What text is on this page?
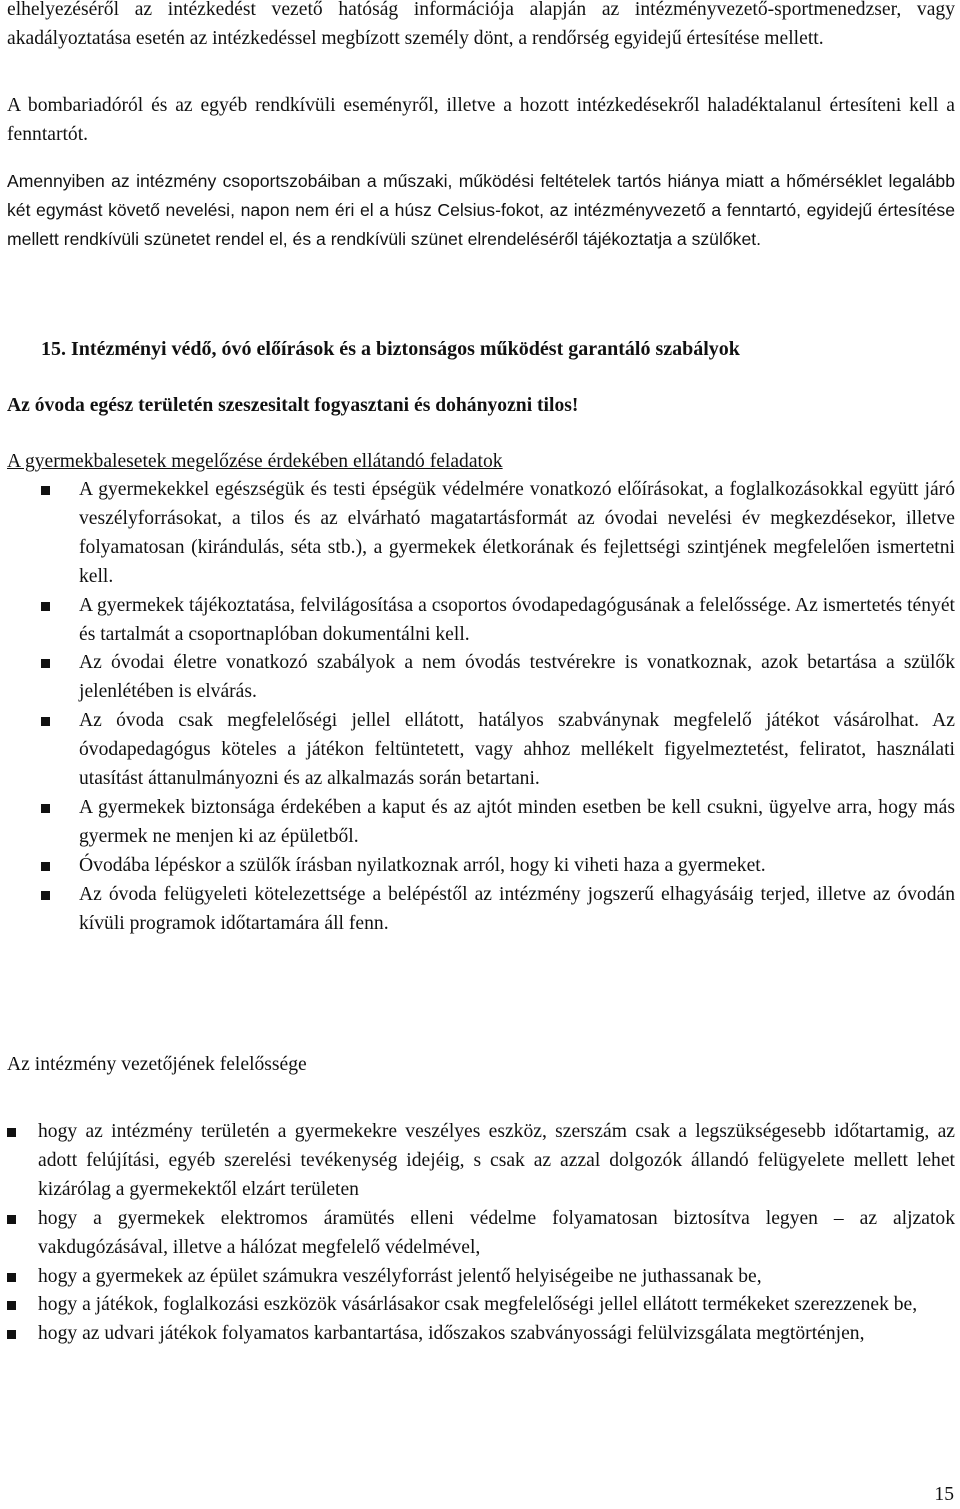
elhelyezéséről az intézkedést vezető hatóság információja alapján az intézményvezető-sportmenedzser, vagy akadályoztatása esetén az intézkedéssel megbízott személy dönt, a rendőrség egyidejű értesítése mellett.

A bombariadóról és az egyéb rendkívüli eseményről, illetve a hozott intézkedésekről haladéktalanul értesíteni kell a fenntartót.

Amennyiben az intézmény csoportszobáiban a műszaki, működési feltételek tartós hiánya miatt a hőmérséklet legalább két egymást követő nevelési, napon nem éri el a húsz Celsius-fokot, az intézményvezető a fenntartó, egyidejű értesítése mellett rendkívüli szünetet rendel el, és a rendkívüli szünet elrendeléséről tájékoztatja a szülőket.

15. Intézményi védő, óvó előírások és a biztonságos működést garantáló szabályok
Az óvoda egész területén szeszesitalt fogyasztani és dohányozni tilos!
A gyermekbalesetek megelőzése érdekében ellátandó feladatok
A gyermekekkel egészségük és testi épségük védelmére vonatkozó előírásokat, a foglalkozásokkal együtt járó veszélyforrásokat, a tilos és az elvárható magatartásformát az óvodai nevelési év megkezdésekor, illetve folyamatosan (kirándulás, séta stb.), a gyermekek életkorának és fejlettségi szintjének megfelelően ismertetni kell.
A gyermekek tájékoztatása, felvilágosítása a csoportos óvodapedagógusának a felelőssége. Az ismertetés tényét és tartalmát a csoportnaplóban dokumentálni kell.
Az óvodai életre vonatkozó szabályok a nem óvodás testvérekre is vonatkoznak, azok betartása a szülők jelenlétében is elvárás.
Az óvoda csak megfelelőségi jellel ellátott, hatályos szabványnak megfelelő játékot vásárolhat. Az óvodapedagógus köteles a játékon feltüntetett, vagy ahhoz mellékelt figyelmeztetést, feliratot, használati utasítást áttanulmányozni és az alkalmazás során betartani.
A gyermekek biztonsága érdekében a kaput és az ajtót minden esetben be kell csukni, ügyelve arra, hogy más gyermek ne menjen ki az épületből.
Óvodába lépéskor a szülők írásban nyilatkoznak arról, hogy ki viheti haza a gyermeket.
Az óvoda felügyeleti kötelezettsége a belépéstől az intézmény jogszerű elhagyásáig terjed, illetve az óvodán kívüli programok időtartamára áll fenn.
Az intézmény vezetőjének felelőssége
hogy az intézmény területén a gyermekekre veszélyes eszköz, szerszám csak a legszükségesebb időtartamig, az adott felújítási, egyéb szerelési tevékenység idejéig, s csak az azzal dolgozók állandó felügyelete mellett lehet kizárólag a gyermekektől elzárt területen
hogy a gyermekek elektromos áramütés elleni védelme folyamatosan biztosítva legyen – az aljzatok vakdugózásával, illetve a hálózat megfelelő védelmével,
hogy a gyermekek az épület számukra veszélyforrást jelentő helyiségeibe ne juthassanak be,
hogy a játékok, foglalkozási eszközök vásárlásakor csak megfelelőségi jellel ellátott termékeket szerezzenek be,
hogy az udvari játékok folyamatos karbantartása, időszakos szabványossági felülvizsgálata megtörténjen,
15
========================
### [PROMPT]
What is the number of lines above that contain "szabályok"? Answer with that number only.

### [SOLUTION BELOW]
2